--- begin Document segment ---

8.0 KiB
Statistical Tests Guide for EDA
This guide provides interpretation guidelines for statistical tests commonly used in exploratory data analysis.
Normality Tests
Shapiro-Wilk Test
Purpose: Test if a sample comes from a normally distributed population
When to use: Best for small to medium sample sizes (n < 5000)
Interpretation:
- Null Hypothesis (H0): The data follows a normal distribution
- Alternative Hypothesis (H1): The data does not follow a normal distribution
- p-value > 0.05: Fail to reject H0 → Data is likely normally distributed
- p-value ≤ 0.05: Reject H0 → Data is not normally distributed
Notes:
- Very sensitive to sample size
- Small deviations from normality may be detected as significant in large samples
- Consider practical significance alongside statistical significance
Anderson-Darling Test
Purpose: Test if a sample comes from a specific distribution (typically normal)
When to use: More powerful than Shapiro-Wilk for detecting departures from normality
Interpretation:
- Compares test statistic against critical values at different significance levels
- If test statistic > critical value at given significance level, reject normality
- More weight given to tails of distribution than other tests
Kolmogorov-Smirnov Test
Purpose: Test if a sample comes from a reference distribution
When to use: When you have a large sample or want to test against distributions other than normal
Interpretation:
- p-value > 0.05: Sample distribution matches reference distribution
- p-value ≤ 0.05: Sample distribution differs from reference distribution
Distribution Characteristics
Skewness
Purpose: Measure asymmetry of the distribution
Interpretation:
- Skewness ≈ 0: Symmetric distribution
- Skewness > 0: Right-skewed (tail extends to right, most values on left)
- Skewness < 0: Left-skewed (tail extends to left, most values on right)
Magnitude interpretation:
- |Skewness| < 0.5: Approximately symmetric
- 0.5 ≤ |Skewness| < 1: Moderately skewed
- |Skewness| ≥ 1: Highly skewed
Implications:
- Highly skewed data may require transformation (log, sqrt, Box-Cox)
- Mean is pulled toward tail; median more robust for skewed data
- Many statistical tests assume symmetry/normality
Kurtosis
Purpose: Measure tailedness and peak of distribution
Interpretation (Excess Kurtosis, where normal distribution = 0):
- Kurtosis ≈ 0: Normal tail behavior (mesokurtic)
- Kurtosis > 0: Heavy tails, sharp peak (leptokurtic)
- More outliers than normal distribution
- Higher probability of extreme values
- Kurtosis < 0: Light tails, flat peak (platykurtic)

--- end Document segment ---
--- begin Dataset section ---

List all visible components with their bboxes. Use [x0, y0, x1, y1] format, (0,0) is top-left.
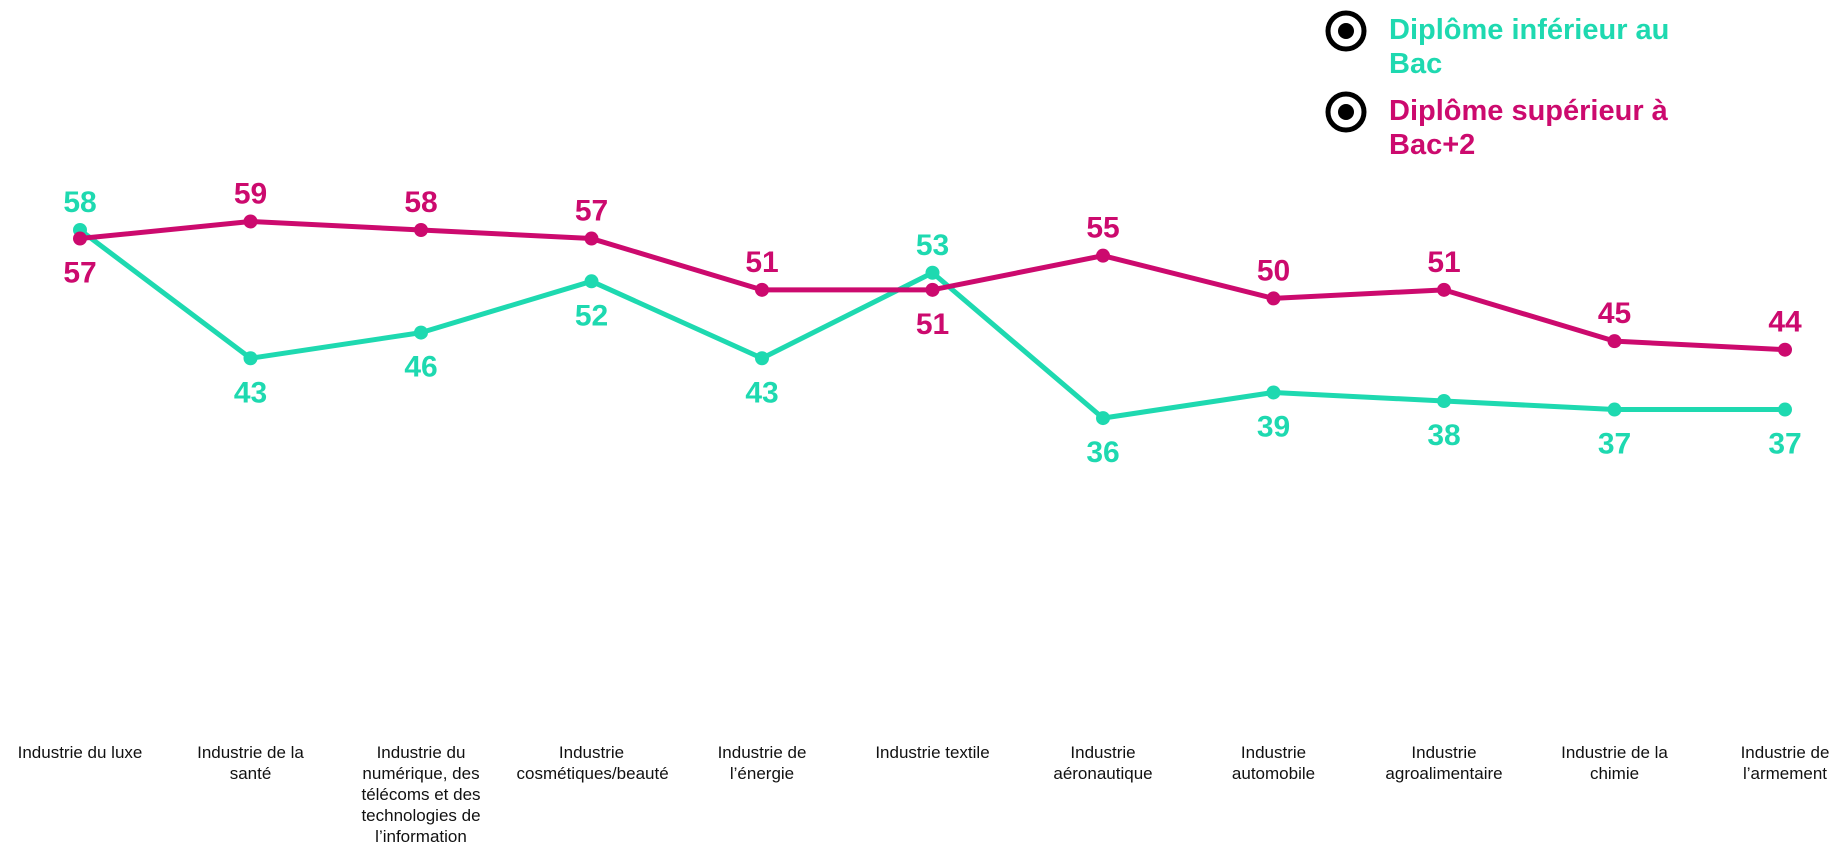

--- end Dataset section ---

*Set of tasks:*
(a) Copy the part of the statistical tests guide that opens with the words containing "- Mean is pulled" and closes with "sharp peak (leptokurtic)".
(b) Carry on the statistical tests guide from its last line, in the same format.
The listing has no connection to the statistical tests guide.

*Answer set:*
(a)
- Mean is pulled toward tail; median more robust for skewed data
- Many statistical tests assume symmetry/normality
Kurtosis
Purpose: Measure tailedness and peak of distribution
Interpretation (Excess Kurtosis, where normal distribution = 0):
- Kurtosis ≈ 0: Normal tail behavior (mesokurtic)
- Kurtosis > 0: Heavy tails, sharp peak (leptokurtic)

(b)
- Fewer outliers than normal distribution
- More uniform distribution
Magnitude interpretation:
- |Kurtosis| < 0.5: Normal-like tails
- 0.5 ≤ |Kurtosis| < 1: Moderately different tails
- |Kurtosis| ≥ 1: Very different tail behavior from normal
Implications:
- High kurtosis → Be cautious with outliers
- Low kurtosis → Distribution lacks distinct peak
Correlation Tests
Pearson Correlation
Purpose: Measure linear relationship between two continuous variables
Range: -1 to +1
Interpretation:
- r = +1: Perfect positive linear relationship
- r = 0: No linear relationship
- r = -1: Perfect negative linear relationship
Strength guidelines:
- |r| < 0.3: Weak correlation
- 0.3 ≤ |r| < 0.5: Moderate correlation
- 0.5 ≤ |r| < 0.7: Strong correlation
- |r| ≥ 0.7: Very strong correlation
Assumptions:
- Linear relationship between variables
- Both variables continuous and normally distributed
- No significant outliers
- Homoscedasticity (constant variance)
When to use: When relationship is expected to be linear and data meets assumptions
Spearman Correlation
Purpose: Measure monotonic relationship between two variables (rank-based)
Range: -1 to +1
Interpretation: Same as Pearson, but measures monotonic (not just linear) relationships
Advantages over Pearson:
- Robust to outliers (uses ranks)
- Doesn't assume linear relationship
- Works with ordinal data
- Doesn't require normality assumption
When to use:
- Data has outliers
- Relationship is monotonic but not linear
- Data is ordinal
- Distribution is non-normal
Outlier Detection Methods
IQR Method (Interquartile Range)
Definition:
- Lower bound: Q1 - 1.5 × IQR
- Upper bound: Q3 + 1.5 × IQR
- Values outside these bounds are outliers
Characteristics:
- Simple and interpretable
- Robust to extreme values
- Works well for skewed distributions
- Conservative approach (Tukey's fences)
Interpretation:
- < 5% outliers: Typical for most datasets
- 5-10% outliers: Moderate, investigate causes
- > 10% outliers: High rate, may indicate data quality issues or interesting phenomena
Z-Score Method
Definition: Outliers are data points with |z-score| > 3
Formula: z = (x - μ) / σ
Characteristics:
- Assumes normal distribution
- Sensitive to extreme values
- Standard threshold is |z| > 3 (99.7% of data within ±3σ)
When to use:
- Data is approximately normally distributed
- Large sample sizes (n > 30)
When NOT to use:
- Small samples
- Heavily skewed data
- Data with many outliers (contaminates mean and SD)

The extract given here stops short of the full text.